- **Direction**
Separate out the lines that hold "text".

============================================================

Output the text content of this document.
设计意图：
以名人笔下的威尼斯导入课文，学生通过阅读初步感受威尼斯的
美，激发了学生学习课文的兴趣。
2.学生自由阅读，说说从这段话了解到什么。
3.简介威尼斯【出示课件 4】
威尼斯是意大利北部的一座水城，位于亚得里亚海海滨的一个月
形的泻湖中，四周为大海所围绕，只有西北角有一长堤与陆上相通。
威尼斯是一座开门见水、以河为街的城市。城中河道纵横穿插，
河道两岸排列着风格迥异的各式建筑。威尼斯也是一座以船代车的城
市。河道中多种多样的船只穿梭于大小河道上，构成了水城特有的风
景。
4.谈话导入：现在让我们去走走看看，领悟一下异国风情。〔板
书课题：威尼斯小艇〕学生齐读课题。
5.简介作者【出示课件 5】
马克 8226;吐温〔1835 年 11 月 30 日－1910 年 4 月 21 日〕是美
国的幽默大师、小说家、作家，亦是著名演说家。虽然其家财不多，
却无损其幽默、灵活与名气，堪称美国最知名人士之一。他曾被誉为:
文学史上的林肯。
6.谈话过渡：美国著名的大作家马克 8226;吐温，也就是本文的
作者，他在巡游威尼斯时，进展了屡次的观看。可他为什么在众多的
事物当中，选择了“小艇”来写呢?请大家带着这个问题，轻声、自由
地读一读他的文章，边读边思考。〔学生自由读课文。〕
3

============================================================

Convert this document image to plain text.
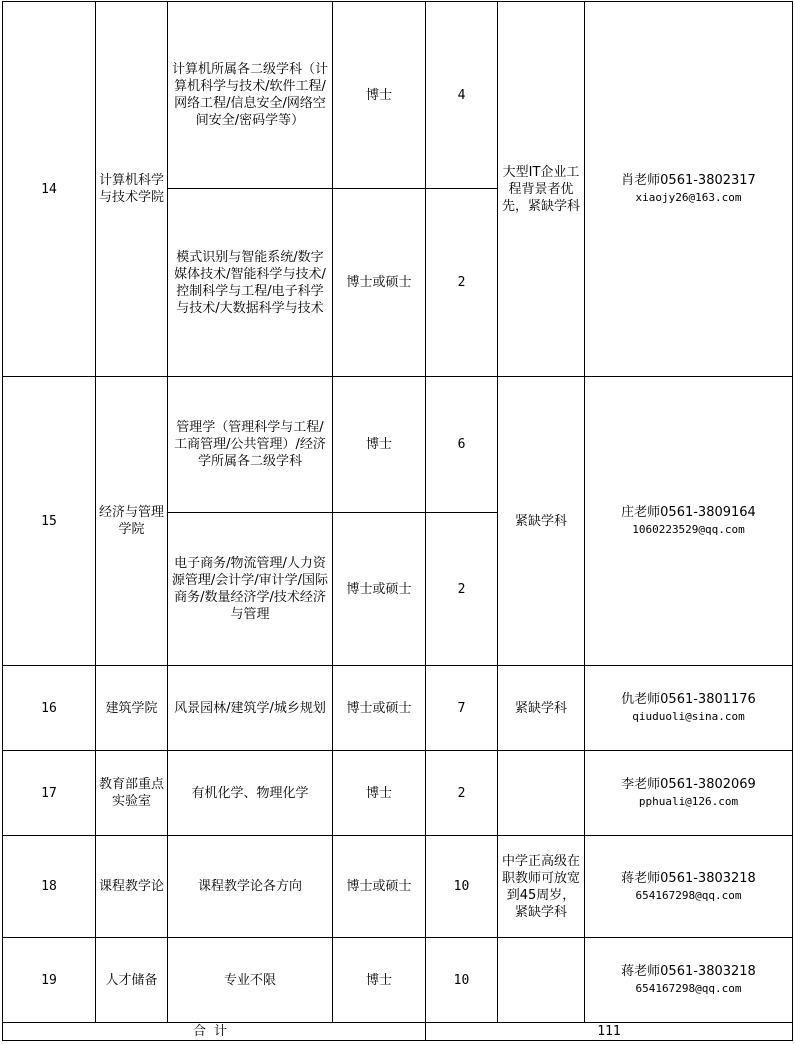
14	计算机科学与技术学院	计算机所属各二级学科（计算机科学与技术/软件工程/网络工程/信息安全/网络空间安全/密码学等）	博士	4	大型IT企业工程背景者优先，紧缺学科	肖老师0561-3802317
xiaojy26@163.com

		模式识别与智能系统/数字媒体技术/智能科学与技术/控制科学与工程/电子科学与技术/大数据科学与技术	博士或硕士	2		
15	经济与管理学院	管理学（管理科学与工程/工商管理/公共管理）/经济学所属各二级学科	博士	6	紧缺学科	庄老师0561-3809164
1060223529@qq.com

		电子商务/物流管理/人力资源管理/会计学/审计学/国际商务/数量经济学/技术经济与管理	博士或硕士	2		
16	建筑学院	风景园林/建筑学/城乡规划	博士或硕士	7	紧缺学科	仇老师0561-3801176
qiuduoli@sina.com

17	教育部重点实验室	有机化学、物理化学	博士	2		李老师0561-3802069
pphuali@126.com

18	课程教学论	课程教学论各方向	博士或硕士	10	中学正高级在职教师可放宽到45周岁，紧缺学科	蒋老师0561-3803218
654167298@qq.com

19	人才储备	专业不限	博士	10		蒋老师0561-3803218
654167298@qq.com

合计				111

============================================================

- **Solution**
Output the text content of this document.
Convert this document image to plain text.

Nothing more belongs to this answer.